>> Begin Data lines

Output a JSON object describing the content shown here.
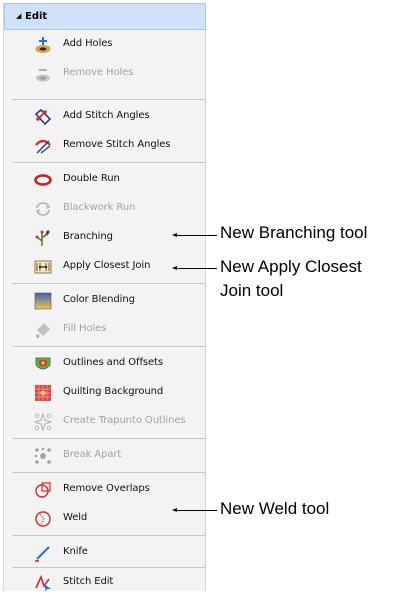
{
  "panel": {
    "title": "Edit",
    "items": [
      {
        "label": "Add Holes",
        "icon": "add-holes-icon"
      },
      {
        "label": "Remove Holes",
        "icon": "remove-holes-icon"
      },
      {
        "label": "Add Stitch Angles",
        "icon": "add-stitch-angles-icon"
      },
      {
        "label": "Remove Stitch Angles",
        "icon": "remove-stitch-angles-icon"
      },
      {
        "label": "Double Run",
        "icon": "double-run-icon"
      },
      {
        "label": "Blackwork Run",
        "icon": "blackwork-run-icon"
      },
      {
        "label": "Branching",
        "icon": "branching-icon"
      },
      {
        "label": "Apply Closest Join",
        "icon": "apply-closest-join-icon"
      },
      {
        "label": "Color Blending",
        "icon": "color-blending-icon"
      },
      {
        "label": "Fill Holes",
        "icon": "fill-holes-icon"
      },
      {
        "label": "Outlines and Offsets",
        "icon": "outlines-and-offsets-icon"
      },
      {
        "label": "Quilting Background",
        "icon": "quilting-background-icon"
      },
      {
        "label": "Create Trapunto Outlines",
        "icon": "create-trapunto-outlines-icon"
      },
      {
        "label": "Break Apart",
        "icon": "break-apart-icon"
      },
      {
        "label": "Remove Overlaps",
        "icon": "remove-overlaps-icon"
      },
      {
        "label": "Weld",
        "icon": "weld-icon"
      },
      {
        "label": "Knife",
        "icon": "knife-icon"
      },
      {
        "label": "Stitch Edit",
        "icon": "stitch-edit-icon"
      }
    ]
  },
  "callouts": {
    "branching": "New Branching tool",
    "apply_closest_join_line1": "New Apply Closest",
    "apply_closest_join_line2": "Join tool",
    "weld": "New Weld tool"
  },
  "colors": {
    "header_bg": "#cfe1f6",
    "panel_bg": "#f3f3f3",
    "disabled_text": "#a3a3a3"
  }
}
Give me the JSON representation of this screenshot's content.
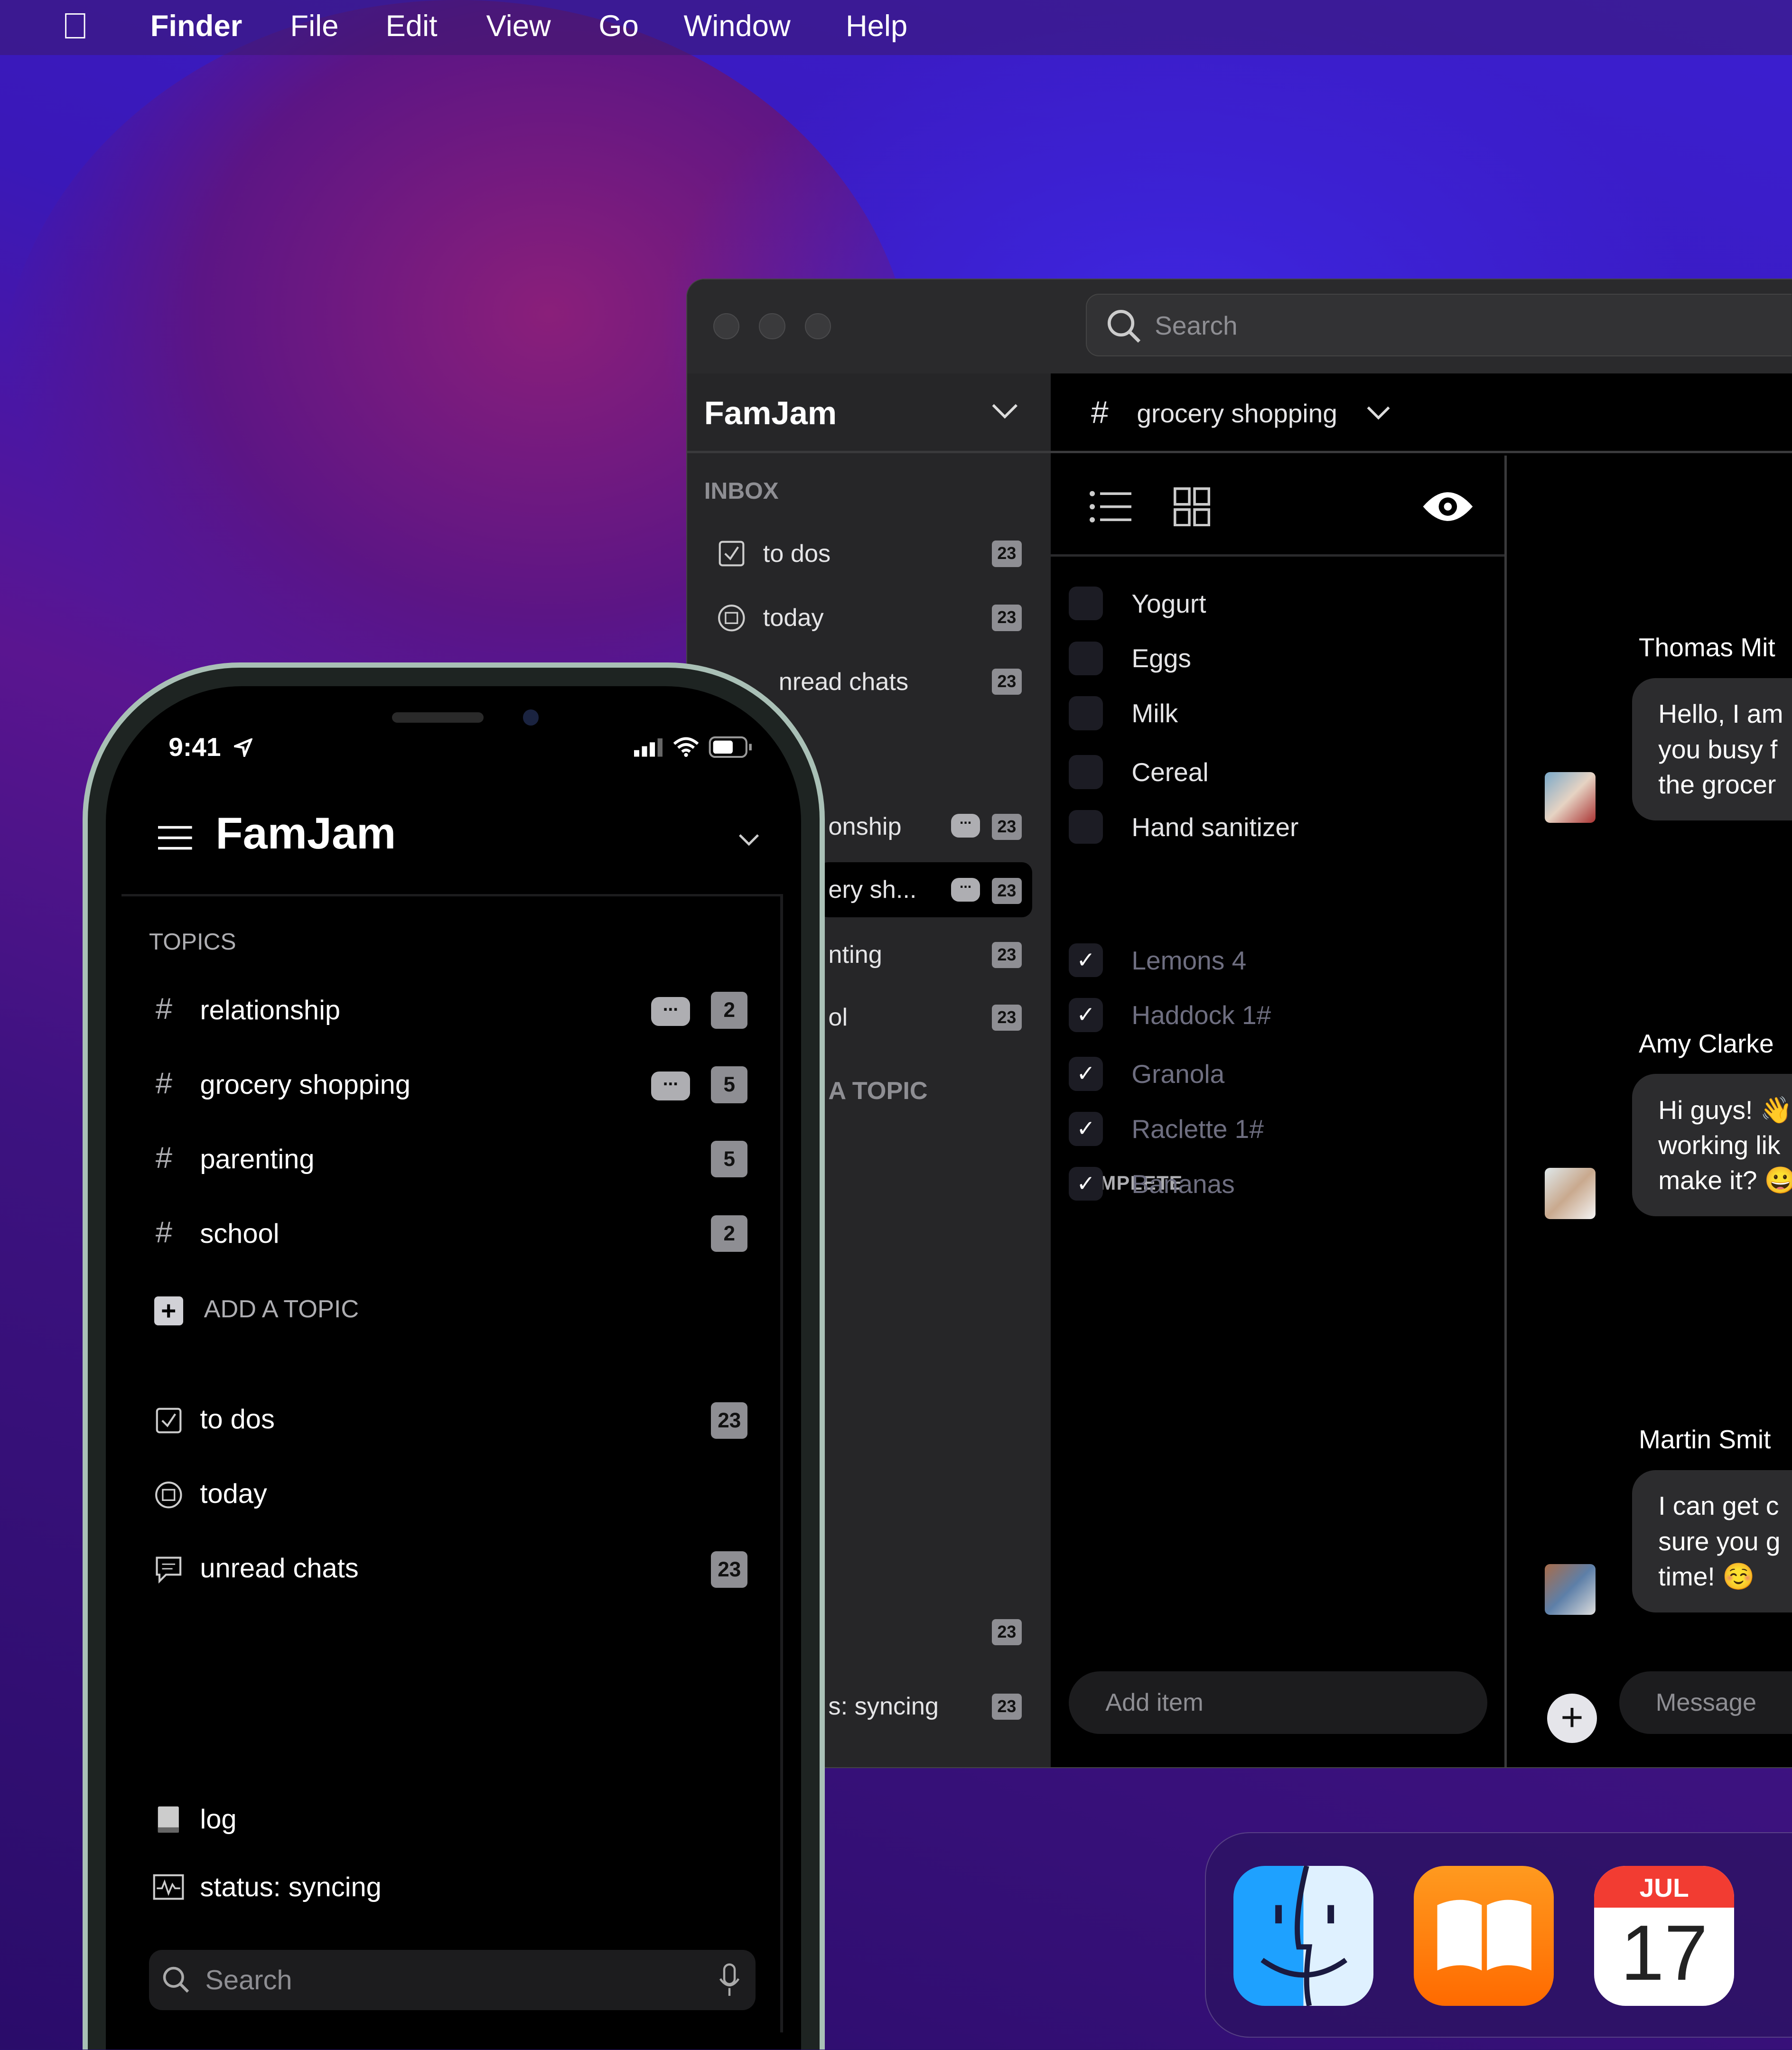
{
  "menubar": {
    "apple_icon": "apple-logo",
    "items": [
      "Finder",
      "File",
      "Edit",
      "View",
      "Go",
      "Window",
      "Help"
    ]
  },
  "window": {
    "search_placeholder": "Search",
    "sidebar": {
      "workspace": "FamJam",
      "inbox_label": "INBOX",
      "inbox": [
        {
          "label": "to dos",
          "count": "23",
          "icon": "checkbox-icon"
        },
        {
          "label": "today",
          "count": "23",
          "icon": "calendar-icon"
        },
        {
          "label": "nread chats",
          "count": "23"
        }
      ],
      "topics": [
        {
          "label": "onship",
          "count": "23"
        },
        {
          "label": "ery sh...",
          "count": "23",
          "selected": true
        },
        {
          "label": "nting",
          "count": "23"
        },
        {
          "label": "ol",
          "count": "23"
        }
      ],
      "add_topic": "A TOPIC",
      "footer": [
        {
          "label": "",
          "count": "23"
        },
        {
          "label": "s: syncing",
          "count": "23"
        }
      ]
    },
    "channel": {
      "hash": "#",
      "name": "grocery shopping"
    },
    "list": {
      "open": [
        "Yogurt",
        "Eggs",
        "Milk",
        "Cereal",
        "Hand sanitizer"
      ],
      "complete_label": "COMPLETE",
      "complete": [
        "Lemons 4",
        "Haddock 1#",
        "Granola",
        "Raclette 1#",
        "Bananas"
      ],
      "add_placeholder": "Add item"
    },
    "chat": {
      "messages": [
        {
          "name": "Thomas Mit",
          "lines": [
            "Hello, I am",
            "you busy f",
            "the grocer"
          ]
        },
        {
          "name": "Amy Clarke",
          "lines": [
            "Hi guys! 👋",
            "working lik",
            "make it? 😀"
          ]
        },
        {
          "name": "Martin Smit",
          "lines": [
            "I can get c",
            "sure you g",
            "time! ☺️"
          ]
        }
      ],
      "message_placeholder": "Message"
    }
  },
  "phone": {
    "time": "9:41",
    "title": "FamJam",
    "topics_label": "TOPICS",
    "topics": [
      {
        "label": "relationship",
        "count": "2",
        "chat": true
      },
      {
        "label": "grocery shopping",
        "count": "5",
        "chat": true
      },
      {
        "label": "parenting",
        "count": "5"
      },
      {
        "label": "school",
        "count": "2"
      }
    ],
    "hash": "#",
    "add_topic": "ADD A TOPIC",
    "inbox": [
      {
        "label": "to dos",
        "count": "23"
      },
      {
        "label": "today"
      },
      {
        "label": "unread chats",
        "count": "23"
      }
    ],
    "footer": [
      {
        "label": "log"
      },
      {
        "label": "status: syncing"
      }
    ],
    "search_placeholder": "Search"
  },
  "dock": {
    "apps": [
      "Finder",
      "Books",
      "Calendar"
    ],
    "calendar_month": "JUL",
    "calendar_day": "17"
  }
}
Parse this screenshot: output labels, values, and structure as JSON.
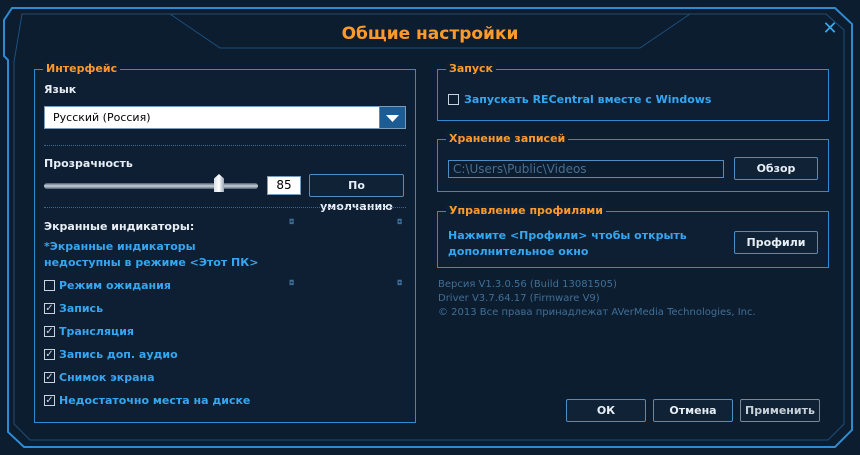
{
  "window": {
    "title": "Общие настройки",
    "close_icon": "close-icon"
  },
  "interface": {
    "legend": "Интерфейс",
    "language_label": "Язык",
    "language_value": "Русский (Россия)",
    "transparency_label": "Прозрачность",
    "transparency_value": "85",
    "transparency_level": 85,
    "default_button": "По умолчанию",
    "indicators_label": "Экранные индикаторы:",
    "indicators_note": "*Экранные индикаторы недоступны в режиме <Этот ПК>",
    "checkboxes": [
      {
        "label": "Режим ожидания",
        "checked": false
      },
      {
        "label": "Запись",
        "checked": true
      },
      {
        "label": "Трансляция",
        "checked": true
      },
      {
        "label": "Запись доп. аудио",
        "checked": true
      },
      {
        "label": "Снимок экрана",
        "checked": true
      },
      {
        "label": "Недостаточно места на диске",
        "checked": true
      }
    ]
  },
  "launch": {
    "legend": "Запуск",
    "checkbox_label": "Запускать RECentral вместе с Windows",
    "checked": false
  },
  "storage": {
    "legend": "Хранение записей",
    "path": "C:\\Users\\Public\\Videos",
    "browse_button": "Обзор"
  },
  "profiles": {
    "legend": "Управление профилями",
    "text": "Нажмите <Профили> чтобы открыть дополнительное окно",
    "button": "Профили"
  },
  "info": {
    "version": "Версия V1.3.0.56 (Build 13081505)",
    "driver": "Driver V3.7.64.17 (Firmware V9)",
    "copyright": "© 2013 Все права принадлежат AVerMedia Technologies, Inc."
  },
  "footer": {
    "ok": "ОК",
    "cancel": "Отмена",
    "apply": "Применить"
  },
  "colors": {
    "accent_orange": "#ff9a2a",
    "accent_blue": "#35a7f0",
    "background": "#0d1d30"
  }
}
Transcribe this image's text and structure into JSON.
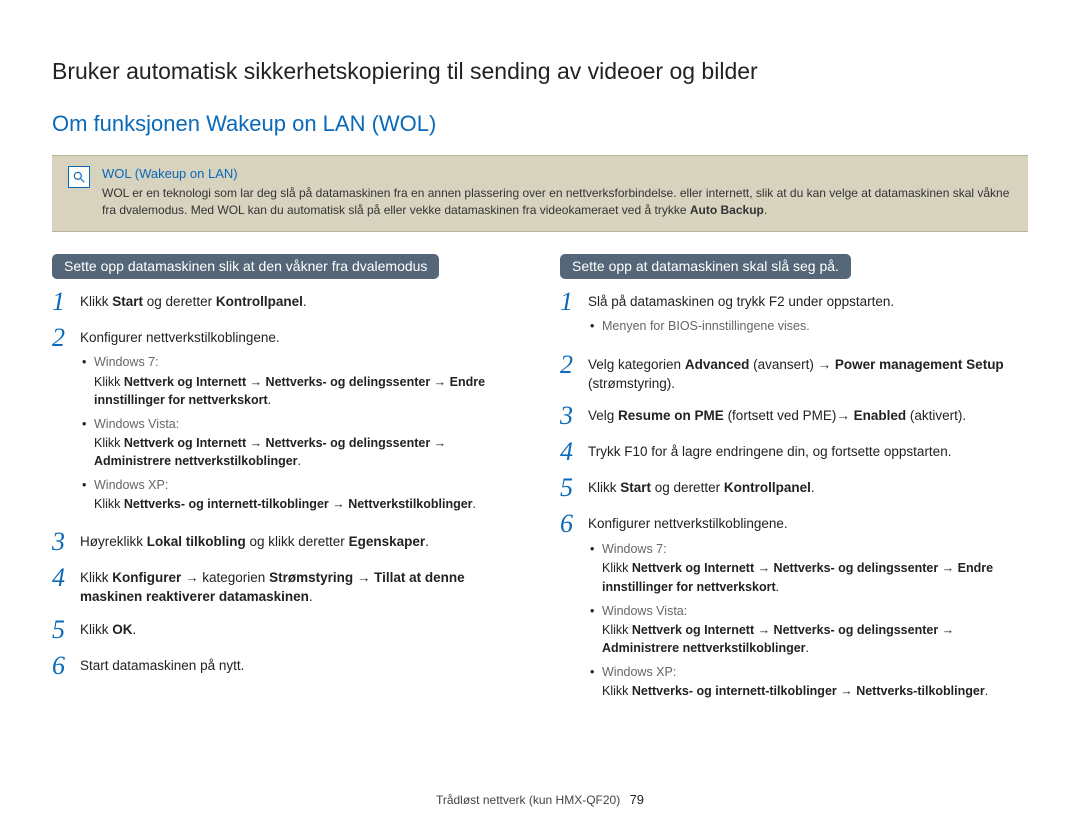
{
  "page_title": "Bruker automatisk sikkerhetskopiering til sending av videoer og bilder",
  "section_title": "Om funksjonen Wakeup on LAN (WOL)",
  "info": {
    "title": "WOL (Wakeup on LAN)",
    "body_pre": "WOL er en teknologi som lar deg slå på datamaskinen fra en annen plassering over en nettverksforbindelse. eller internett, slik at du kan velge at datamaskinen skal våkne fra dvalemodus. Med WOL kan du automatisk slå på eller vekke datamaskinen fra videokameraet ved å trykke ",
    "body_bold": "Auto Backup",
    "body_post": "."
  },
  "left": {
    "header": "Sette opp datamaskinen slik at den våkner fra dvalemodus",
    "steps": {
      "s1": {
        "pre": "Klikk ",
        "b1": "Start",
        "mid": " og deretter ",
        "b2": "Kontrollpanel",
        "post": "."
      },
      "s2": {
        "text": "Konfigurer nettverkstilkoblingene.",
        "os": {
          "w7": {
            "label": "Windows 7:",
            "body_pre": "Klikk ",
            "body_bold": "Nettverk og Internett → Nettverks- og delingssenter → Endre innstillinger for nettverkskort",
            "body_post": "."
          },
          "vista": {
            "label": "Windows Vista:",
            "body_pre": "Klikk ",
            "body_bold": "Nettverk og Internett → Nettverks- og delingssenter → Administrere nettverkstilkoblinger",
            "body_post": "."
          },
          "xp": {
            "label": "Windows XP:",
            "body_pre": "Klikk ",
            "body_bold": "Nettverks- og internett-tilkoblinger → Nettverkstilkoblinger",
            "body_post": "."
          }
        }
      },
      "s3": {
        "pre": "Høyreklikk ",
        "b1": "Lokal tilkobling",
        "mid": " og klikk deretter ",
        "b2": "Egenskaper",
        "post": "."
      },
      "s4": {
        "pre": "Klikk ",
        "b1": "Konfigurer",
        "mid1": " → kategorien ",
        "b2": "Strømstyring",
        "mid2": " → ",
        "b3": "Tillat at denne maskinen reaktiverer datamaskinen",
        "post": "."
      },
      "s5": {
        "pre": "Klikk ",
        "b1": "OK",
        "post": "."
      },
      "s6": {
        "text": "Start datamaskinen på nytt."
      }
    }
  },
  "right": {
    "header": "Sette opp at datamaskinen skal slå seg på.",
    "steps": {
      "s1": {
        "text": "Slå på datamaskinen og trykk F2 under oppstarten.",
        "note": "Menyen for BIOS-innstillingene vises."
      },
      "s2": {
        "pre": "Velg kategorien ",
        "b1": "Advanced",
        "mid1": " (avansert) → ",
        "b2": "Power management Setup",
        "mid2": " (strømstyring).",
        "post": ""
      },
      "s3": {
        "pre": "Velg ",
        "b1": "Resume on PME",
        "mid1": " (fortsett ved PME)→ ",
        "b2": "Enabled",
        "mid2": " (aktivert).",
        "post": ""
      },
      "s4": {
        "text": "Trykk F10 for å lagre endringene din, og fortsette oppstarten."
      },
      "s5": {
        "pre": "Klikk ",
        "b1": "Start",
        "mid": " og deretter ",
        "b2": "Kontrollpanel",
        "post": "."
      },
      "s6": {
        "text": "Konfigurer nettverkstilkoblingene.",
        "os": {
          "w7": {
            "label": "Windows 7:",
            "body_pre": "Klikk ",
            "body_bold": "Nettverk og Internett → Nettverks- og delingssenter → Endre innstillinger for nettverkskort",
            "body_post": "."
          },
          "vista": {
            "label": "Windows Vista:",
            "body_pre": "Klikk ",
            "body_bold": "Nettverk og Internett → Nettverks- og delingssenter → Administrere nettverkstilkoblinger",
            "body_post": "."
          },
          "xp": {
            "label": "Windows XP:",
            "body_pre": "Klikk ",
            "body_bold": "Nettverks- og internett-tilkoblinger → Nettverks-tilkoblinger",
            "body_post": "."
          }
        }
      }
    }
  },
  "footer": {
    "text": "Trådløst nettverk (kun HMX-QF20)",
    "page": "79"
  }
}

>> End Data lines

Find every line in the records above that holds the word "structure", and copy each one.

Parse this screenshot: output labels, values, and structure as JSON.
Transcribe this image's text and structure into JSON.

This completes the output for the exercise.